Return the listing below verbatim, reproducing every line in its original order without any alteration.

-- start of RECORDS PROVIDED --

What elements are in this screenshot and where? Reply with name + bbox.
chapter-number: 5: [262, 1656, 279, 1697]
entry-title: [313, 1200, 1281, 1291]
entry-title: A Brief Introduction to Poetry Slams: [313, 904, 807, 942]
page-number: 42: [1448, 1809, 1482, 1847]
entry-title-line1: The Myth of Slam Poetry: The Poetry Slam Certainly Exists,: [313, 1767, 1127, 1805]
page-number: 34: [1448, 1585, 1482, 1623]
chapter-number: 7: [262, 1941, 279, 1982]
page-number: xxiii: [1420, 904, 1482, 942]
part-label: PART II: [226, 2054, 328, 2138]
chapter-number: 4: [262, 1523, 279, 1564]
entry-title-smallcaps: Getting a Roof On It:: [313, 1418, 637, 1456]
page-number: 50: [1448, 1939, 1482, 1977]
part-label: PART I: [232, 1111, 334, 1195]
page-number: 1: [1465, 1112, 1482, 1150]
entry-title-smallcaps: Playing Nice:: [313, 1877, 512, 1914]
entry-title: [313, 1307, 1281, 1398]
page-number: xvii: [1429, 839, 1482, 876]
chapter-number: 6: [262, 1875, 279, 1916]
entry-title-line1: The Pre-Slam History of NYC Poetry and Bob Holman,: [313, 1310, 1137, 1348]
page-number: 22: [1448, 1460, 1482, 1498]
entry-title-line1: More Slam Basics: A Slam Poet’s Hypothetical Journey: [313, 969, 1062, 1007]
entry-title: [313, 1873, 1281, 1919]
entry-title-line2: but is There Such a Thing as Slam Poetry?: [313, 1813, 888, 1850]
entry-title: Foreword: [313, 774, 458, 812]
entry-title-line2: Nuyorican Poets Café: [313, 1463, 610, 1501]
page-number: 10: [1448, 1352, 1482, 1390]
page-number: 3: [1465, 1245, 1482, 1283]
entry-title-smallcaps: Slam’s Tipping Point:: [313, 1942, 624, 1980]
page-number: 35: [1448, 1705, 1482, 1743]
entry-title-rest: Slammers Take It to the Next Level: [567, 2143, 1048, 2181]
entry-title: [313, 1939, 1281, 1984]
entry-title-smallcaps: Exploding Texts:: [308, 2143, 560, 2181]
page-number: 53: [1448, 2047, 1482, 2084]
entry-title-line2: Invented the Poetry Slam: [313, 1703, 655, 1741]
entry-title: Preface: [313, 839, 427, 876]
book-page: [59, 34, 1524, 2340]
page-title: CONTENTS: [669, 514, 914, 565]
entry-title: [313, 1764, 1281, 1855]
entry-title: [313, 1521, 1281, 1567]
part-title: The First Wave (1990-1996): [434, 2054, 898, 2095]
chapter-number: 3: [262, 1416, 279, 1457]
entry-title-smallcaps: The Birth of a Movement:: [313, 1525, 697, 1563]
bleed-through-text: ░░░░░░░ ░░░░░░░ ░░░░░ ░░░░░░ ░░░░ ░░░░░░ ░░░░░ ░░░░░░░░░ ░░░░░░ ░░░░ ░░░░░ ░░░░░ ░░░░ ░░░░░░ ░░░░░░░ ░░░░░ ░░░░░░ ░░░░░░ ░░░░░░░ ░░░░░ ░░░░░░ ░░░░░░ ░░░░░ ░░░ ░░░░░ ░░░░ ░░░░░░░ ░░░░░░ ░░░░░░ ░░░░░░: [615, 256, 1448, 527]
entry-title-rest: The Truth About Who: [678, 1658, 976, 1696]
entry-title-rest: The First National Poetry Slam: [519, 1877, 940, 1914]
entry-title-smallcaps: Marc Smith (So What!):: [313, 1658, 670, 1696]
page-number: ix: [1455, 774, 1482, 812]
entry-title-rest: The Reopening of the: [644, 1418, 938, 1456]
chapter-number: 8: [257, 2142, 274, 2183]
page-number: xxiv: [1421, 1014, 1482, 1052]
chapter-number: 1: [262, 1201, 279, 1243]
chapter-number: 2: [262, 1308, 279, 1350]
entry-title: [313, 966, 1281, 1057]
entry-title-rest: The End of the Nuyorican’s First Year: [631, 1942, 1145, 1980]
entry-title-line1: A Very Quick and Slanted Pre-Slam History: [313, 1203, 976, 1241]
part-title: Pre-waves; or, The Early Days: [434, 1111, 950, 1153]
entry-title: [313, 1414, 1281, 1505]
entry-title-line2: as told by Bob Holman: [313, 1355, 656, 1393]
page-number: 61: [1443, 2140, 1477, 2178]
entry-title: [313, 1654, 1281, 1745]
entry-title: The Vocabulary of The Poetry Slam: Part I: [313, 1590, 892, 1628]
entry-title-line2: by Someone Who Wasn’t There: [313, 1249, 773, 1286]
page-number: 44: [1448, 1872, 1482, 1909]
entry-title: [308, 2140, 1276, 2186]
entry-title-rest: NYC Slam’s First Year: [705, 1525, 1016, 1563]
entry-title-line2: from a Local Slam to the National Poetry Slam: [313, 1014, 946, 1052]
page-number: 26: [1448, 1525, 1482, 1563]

-- end of RECORDS PROVIDED --

--- EXERCISE SOLUTION ---
What elements are in this screenshot and where? Reply with name + bbox.
chapter-number: 5: [262, 1656, 279, 1697]
entry-title: [313, 1200, 1281, 1291]
entry-title: A Brief Introduction to Poetry Slams: [313, 904, 807, 942]
page-number: 42: [1448, 1809, 1482, 1847]
entry-title-line1: The Myth of Slam Poetry: The Poetry Slam Certainly Exists,: [313, 1767, 1127, 1805]
page-number: 34: [1448, 1585, 1482, 1623]
chapter-number: 7: [262, 1941, 279, 1982]
page-number: xxiii: [1420, 904, 1482, 942]
part-label: PART II: [226, 2054, 328, 2138]
chapter-number: 4: [262, 1523, 279, 1564]
entry-title-smallcaps: Getting a Roof On It:: [313, 1418, 637, 1456]
page-number: 50: [1448, 1939, 1482, 1977]
part-label: PART I: [232, 1111, 334, 1195]
page-number: 1: [1465, 1112, 1482, 1150]
entry-title-smallcaps: Playing Nice:: [313, 1877, 512, 1914]
entry-title: [313, 1307, 1281, 1398]
page-number: xvii: [1429, 839, 1482, 876]
chapter-number: 6: [262, 1875, 279, 1916]
entry-title-line1: The Pre-Slam History of NYC Poetry and Bob Holman,: [313, 1310, 1137, 1348]
page-number: 22: [1448, 1460, 1482, 1498]
entry-title-line1: More Slam Basics: A Slam Poet’s Hypothetical Journey: [313, 969, 1062, 1007]
entry-title: [313, 1873, 1281, 1919]
entry-title-line2: but is There Such a Thing as Slam Poetry?: [313, 1813, 888, 1850]
entry-title: Foreword: [313, 774, 458, 812]
entry-title-line2: Nuyorican Poets Café: [313, 1463, 610, 1501]
page-number: 10: [1448, 1352, 1482, 1390]
page-number: 3: [1465, 1245, 1482, 1283]
entry-title-smallcaps: Slam’s Tipping Point:: [313, 1942, 624, 1980]
page-number: 35: [1448, 1705, 1482, 1743]
entry-title-rest: Slammers Take It to the Next Level: [567, 2143, 1048, 2181]
entry-title: [313, 1939, 1281, 1984]
entry-title-smallcaps: Exploding Texts:: [308, 2143, 560, 2181]
page-number: 53: [1448, 2047, 1482, 2084]
entry-title-line2: Invented the Poetry Slam: [313, 1703, 655, 1741]
entry-title: Preface: [313, 839, 427, 876]
book-page: [59, 34, 1524, 2340]
page-title: CONTENTS: [669, 514, 914, 565]
entry-title: [313, 1764, 1281, 1855]
entry-title: [313, 1521, 1281, 1567]
part-title: The First Wave (1990-1996): [434, 2054, 898, 2095]
chapter-number: 3: [262, 1416, 279, 1457]
entry-title-smallcaps: The Birth of a Movement:: [313, 1525, 697, 1563]
bleed-through-text: ░░░░░░░ ░░░░░░░ ░░░░░ ░░░░░░ ░░░░ ░░░░░░ ░░░░░ ░░░░░░░░░ ░░░░░░ ░░░░ ░░░░░ ░░░░░ ░░░░ ░░░░░░ ░░░░░░░ ░░░░░ ░░░░░░ ░░░░░░ ░░░░░░░ ░░░░░ ░░░░░░ ░░░░░░ ░░░░░ ░░░ ░░░░░ ░░░░ ░░░░░░░ ░░░░░░ ░░░░░░ ░░░░░░: [615, 256, 1448, 527]
entry-title-rest: The Truth About Who: [678, 1658, 976, 1696]
entry-title-rest: The First National Poetry Slam: [519, 1877, 940, 1914]
entry-title-smallcaps: Marc Smith (So What!):: [313, 1658, 670, 1696]
page-number: ix: [1455, 774, 1482, 812]
entry-title-rest: The Reopening of the: [644, 1418, 938, 1456]
chapter-number: 8: [257, 2142, 274, 2183]
page-number: xxiv: [1421, 1014, 1482, 1052]
chapter-number: 1: [262, 1201, 279, 1243]
chapter-number: 2: [262, 1308, 279, 1350]
entry-title: [313, 966, 1281, 1057]
entry-title-rest: The End of the Nuyorican’s First Year: [631, 1942, 1145, 1980]
entry-title-line1: A Very Quick and Slanted Pre-Slam History: [313, 1203, 976, 1241]
part-title: Pre-waves; or, The Early Days: [434, 1111, 950, 1153]
entry-title: [313, 1414, 1281, 1505]
entry-title-line2: as told by Bob Holman: [313, 1355, 656, 1393]
page-number: 61: [1443, 2140, 1477, 2178]
entry-title: [313, 1654, 1281, 1745]
entry-title: The Vocabulary of The Poetry Slam: Part I: [313, 1590, 892, 1628]
entry-title-line2: by Someone Who Wasn’t There: [313, 1249, 773, 1286]
page-number: 44: [1448, 1872, 1482, 1909]
entry-title: [308, 2140, 1276, 2186]
entry-title-rest: NYC Slam’s First Year: [705, 1525, 1016, 1563]
entry-title-line2: from a Local Slam to the National Poetry Slam: [313, 1014, 946, 1052]
page-number: 26: [1448, 1525, 1482, 1563]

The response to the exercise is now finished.